WHAT THE TASK ASKS ->
Return the number of lines that contain the word "revenues", and return nothing else.

(Rows from a dataset)

+++

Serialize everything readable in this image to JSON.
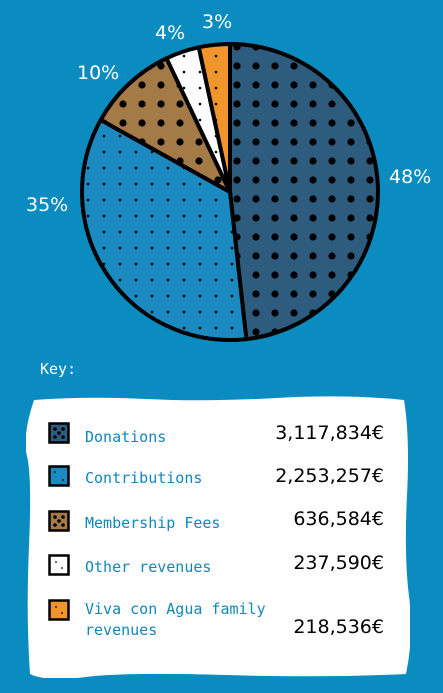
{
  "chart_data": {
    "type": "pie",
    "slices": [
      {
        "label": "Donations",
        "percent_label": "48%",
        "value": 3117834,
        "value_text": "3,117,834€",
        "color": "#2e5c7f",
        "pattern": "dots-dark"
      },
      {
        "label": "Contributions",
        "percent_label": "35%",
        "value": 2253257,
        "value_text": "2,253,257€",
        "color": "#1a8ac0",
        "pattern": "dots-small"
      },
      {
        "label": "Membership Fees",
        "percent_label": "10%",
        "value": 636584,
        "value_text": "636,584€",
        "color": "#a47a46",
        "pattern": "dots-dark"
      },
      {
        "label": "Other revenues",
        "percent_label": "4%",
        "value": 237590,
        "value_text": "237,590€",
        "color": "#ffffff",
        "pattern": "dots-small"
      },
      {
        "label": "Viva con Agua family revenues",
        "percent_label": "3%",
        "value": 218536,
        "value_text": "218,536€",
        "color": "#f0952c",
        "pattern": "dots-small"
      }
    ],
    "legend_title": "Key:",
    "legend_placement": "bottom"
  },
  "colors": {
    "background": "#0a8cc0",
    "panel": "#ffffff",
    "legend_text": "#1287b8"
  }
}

+++

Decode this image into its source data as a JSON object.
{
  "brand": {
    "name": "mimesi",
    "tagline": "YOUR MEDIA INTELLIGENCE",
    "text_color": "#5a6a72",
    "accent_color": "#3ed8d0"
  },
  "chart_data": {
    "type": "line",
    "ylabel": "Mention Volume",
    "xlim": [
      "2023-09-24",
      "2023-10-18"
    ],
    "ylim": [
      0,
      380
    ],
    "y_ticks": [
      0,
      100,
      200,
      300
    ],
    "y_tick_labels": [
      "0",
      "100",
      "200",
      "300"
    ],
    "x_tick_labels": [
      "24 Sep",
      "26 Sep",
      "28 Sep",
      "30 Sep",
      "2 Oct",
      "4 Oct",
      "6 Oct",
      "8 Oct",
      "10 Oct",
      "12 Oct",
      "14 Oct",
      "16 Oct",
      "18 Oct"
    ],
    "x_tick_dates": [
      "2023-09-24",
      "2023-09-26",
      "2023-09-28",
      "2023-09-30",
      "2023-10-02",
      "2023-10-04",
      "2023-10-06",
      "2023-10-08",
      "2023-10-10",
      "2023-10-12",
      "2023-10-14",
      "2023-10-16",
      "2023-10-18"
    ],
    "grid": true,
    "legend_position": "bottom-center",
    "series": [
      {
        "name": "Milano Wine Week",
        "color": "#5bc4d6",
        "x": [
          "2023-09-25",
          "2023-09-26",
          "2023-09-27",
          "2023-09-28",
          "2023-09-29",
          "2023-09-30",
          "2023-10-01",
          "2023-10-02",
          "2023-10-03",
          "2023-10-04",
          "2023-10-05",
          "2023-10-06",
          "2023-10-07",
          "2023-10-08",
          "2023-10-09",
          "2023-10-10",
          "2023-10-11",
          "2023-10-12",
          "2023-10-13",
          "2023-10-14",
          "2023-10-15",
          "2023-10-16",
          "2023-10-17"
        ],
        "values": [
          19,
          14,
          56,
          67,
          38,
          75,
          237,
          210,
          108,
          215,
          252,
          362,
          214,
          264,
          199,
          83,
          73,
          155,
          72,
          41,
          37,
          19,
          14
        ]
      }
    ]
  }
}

+++

EXPECTED ANSWER ->
2